### Record excerpts

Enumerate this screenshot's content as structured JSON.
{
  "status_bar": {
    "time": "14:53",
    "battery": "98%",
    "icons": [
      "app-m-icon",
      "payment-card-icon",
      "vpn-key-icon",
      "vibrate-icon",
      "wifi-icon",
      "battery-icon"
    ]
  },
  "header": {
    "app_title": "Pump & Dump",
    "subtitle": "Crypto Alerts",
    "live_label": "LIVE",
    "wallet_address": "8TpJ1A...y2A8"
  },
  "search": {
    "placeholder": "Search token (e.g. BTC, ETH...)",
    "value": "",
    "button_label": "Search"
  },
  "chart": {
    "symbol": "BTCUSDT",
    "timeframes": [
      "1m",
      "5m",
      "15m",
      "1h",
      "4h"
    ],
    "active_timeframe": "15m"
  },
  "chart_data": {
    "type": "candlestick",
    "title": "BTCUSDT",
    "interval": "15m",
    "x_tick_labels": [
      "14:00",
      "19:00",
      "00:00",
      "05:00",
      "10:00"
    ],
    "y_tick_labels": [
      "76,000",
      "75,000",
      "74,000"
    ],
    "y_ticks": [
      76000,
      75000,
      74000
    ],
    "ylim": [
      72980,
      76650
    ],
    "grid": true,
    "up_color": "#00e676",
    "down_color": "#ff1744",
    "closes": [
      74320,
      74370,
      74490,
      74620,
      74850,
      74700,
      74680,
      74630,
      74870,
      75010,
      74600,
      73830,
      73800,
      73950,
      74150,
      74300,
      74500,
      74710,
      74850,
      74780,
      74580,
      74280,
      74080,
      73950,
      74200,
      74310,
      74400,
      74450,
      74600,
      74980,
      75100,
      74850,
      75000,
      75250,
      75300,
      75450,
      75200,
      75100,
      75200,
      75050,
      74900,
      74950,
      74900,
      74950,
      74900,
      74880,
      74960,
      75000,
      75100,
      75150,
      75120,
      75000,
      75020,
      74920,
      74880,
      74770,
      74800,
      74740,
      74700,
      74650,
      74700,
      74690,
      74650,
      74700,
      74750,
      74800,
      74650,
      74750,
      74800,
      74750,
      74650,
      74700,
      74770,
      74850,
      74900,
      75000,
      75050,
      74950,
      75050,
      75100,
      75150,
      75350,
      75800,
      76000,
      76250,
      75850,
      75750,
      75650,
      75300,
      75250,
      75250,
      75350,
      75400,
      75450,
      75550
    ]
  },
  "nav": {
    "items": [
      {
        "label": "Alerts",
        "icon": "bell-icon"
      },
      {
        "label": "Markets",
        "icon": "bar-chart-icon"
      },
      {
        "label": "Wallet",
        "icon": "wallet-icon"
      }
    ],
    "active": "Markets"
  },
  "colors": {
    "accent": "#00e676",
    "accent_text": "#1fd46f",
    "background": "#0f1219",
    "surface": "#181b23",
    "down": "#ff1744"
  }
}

######

→ **Exercise brief**:
Find "Alerts". Copy every line it occurs in.

→ **Final result**:
    "subtitle": "Crypto Alerts",
        "label": "Alerts",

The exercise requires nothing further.